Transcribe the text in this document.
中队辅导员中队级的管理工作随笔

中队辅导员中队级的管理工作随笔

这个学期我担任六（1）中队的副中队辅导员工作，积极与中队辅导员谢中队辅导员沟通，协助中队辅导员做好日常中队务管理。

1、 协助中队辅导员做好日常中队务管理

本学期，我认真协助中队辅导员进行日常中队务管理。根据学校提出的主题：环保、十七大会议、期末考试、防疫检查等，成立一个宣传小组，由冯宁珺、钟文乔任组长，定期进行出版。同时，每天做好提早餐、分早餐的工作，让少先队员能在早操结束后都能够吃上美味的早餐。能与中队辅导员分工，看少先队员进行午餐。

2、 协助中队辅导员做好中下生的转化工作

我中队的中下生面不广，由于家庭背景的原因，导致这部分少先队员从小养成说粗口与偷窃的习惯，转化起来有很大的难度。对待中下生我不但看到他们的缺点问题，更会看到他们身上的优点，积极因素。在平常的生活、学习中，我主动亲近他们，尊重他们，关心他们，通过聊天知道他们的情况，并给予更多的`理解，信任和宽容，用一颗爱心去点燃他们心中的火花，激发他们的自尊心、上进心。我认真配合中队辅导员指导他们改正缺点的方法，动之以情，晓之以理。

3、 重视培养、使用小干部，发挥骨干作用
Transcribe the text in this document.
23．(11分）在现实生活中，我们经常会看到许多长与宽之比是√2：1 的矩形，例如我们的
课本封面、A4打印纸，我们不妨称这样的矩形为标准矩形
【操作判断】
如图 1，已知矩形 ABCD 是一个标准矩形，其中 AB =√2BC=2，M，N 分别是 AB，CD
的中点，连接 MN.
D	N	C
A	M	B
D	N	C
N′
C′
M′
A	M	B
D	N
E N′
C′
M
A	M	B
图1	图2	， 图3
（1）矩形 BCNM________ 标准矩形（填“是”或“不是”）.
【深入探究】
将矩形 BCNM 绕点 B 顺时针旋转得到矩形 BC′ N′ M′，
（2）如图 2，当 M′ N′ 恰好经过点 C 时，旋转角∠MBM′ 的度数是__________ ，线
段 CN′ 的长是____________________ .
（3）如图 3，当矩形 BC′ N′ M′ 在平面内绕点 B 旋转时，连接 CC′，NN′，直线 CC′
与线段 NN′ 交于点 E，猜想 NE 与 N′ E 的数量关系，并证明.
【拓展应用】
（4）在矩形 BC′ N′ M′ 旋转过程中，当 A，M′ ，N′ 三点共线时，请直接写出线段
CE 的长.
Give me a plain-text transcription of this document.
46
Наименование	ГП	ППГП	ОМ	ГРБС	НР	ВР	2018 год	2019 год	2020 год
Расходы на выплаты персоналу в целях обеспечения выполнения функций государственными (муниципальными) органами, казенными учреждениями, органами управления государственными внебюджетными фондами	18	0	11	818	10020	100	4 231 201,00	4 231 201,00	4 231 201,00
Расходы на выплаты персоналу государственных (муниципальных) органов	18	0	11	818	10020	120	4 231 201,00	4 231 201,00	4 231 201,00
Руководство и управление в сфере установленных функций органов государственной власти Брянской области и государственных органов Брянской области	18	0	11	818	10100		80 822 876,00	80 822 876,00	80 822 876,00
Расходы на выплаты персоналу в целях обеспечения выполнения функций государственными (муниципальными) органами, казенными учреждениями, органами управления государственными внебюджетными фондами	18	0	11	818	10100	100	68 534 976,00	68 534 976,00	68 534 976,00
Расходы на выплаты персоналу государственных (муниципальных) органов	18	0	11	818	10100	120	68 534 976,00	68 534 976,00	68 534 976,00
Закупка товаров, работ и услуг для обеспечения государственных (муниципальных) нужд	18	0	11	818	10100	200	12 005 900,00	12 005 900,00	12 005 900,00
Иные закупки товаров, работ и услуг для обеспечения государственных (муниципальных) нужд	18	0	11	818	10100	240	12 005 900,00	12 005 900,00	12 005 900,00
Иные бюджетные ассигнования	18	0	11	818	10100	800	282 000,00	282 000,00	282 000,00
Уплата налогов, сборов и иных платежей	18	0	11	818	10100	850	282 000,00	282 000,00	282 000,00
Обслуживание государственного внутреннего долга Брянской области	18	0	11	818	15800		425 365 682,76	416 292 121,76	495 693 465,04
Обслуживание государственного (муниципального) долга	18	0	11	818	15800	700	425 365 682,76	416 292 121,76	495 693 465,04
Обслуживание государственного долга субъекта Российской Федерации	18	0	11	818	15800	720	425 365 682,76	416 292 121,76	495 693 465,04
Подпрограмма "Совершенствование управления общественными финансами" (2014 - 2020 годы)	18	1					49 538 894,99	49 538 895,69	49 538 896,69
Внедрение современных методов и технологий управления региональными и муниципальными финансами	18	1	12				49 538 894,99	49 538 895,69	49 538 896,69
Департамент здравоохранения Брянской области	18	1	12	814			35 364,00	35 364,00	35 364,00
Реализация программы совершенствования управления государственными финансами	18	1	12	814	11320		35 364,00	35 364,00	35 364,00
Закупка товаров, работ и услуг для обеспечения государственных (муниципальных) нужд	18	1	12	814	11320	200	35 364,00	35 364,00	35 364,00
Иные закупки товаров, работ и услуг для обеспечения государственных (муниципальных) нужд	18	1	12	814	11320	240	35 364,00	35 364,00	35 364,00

━━━━

§ **Job**: Collect each line holding the string "долга".

§ **Task result**:
Обслуживание государственного внутреннего долга Брянской области	18	0	11	818	15800		425 365 682,76	416 292 121,76	495 693 465,04
Обслуживание государственного (муниципального) долга	18	0	11	818	15800	700	425 365 682,76	416 292 121,76	495 693 465,04
Обслуживание государственного долга субъекта Российской Федерации	18	0	11	818	15800	720	425 365 682,76	416 292 121,76	495 693 465,04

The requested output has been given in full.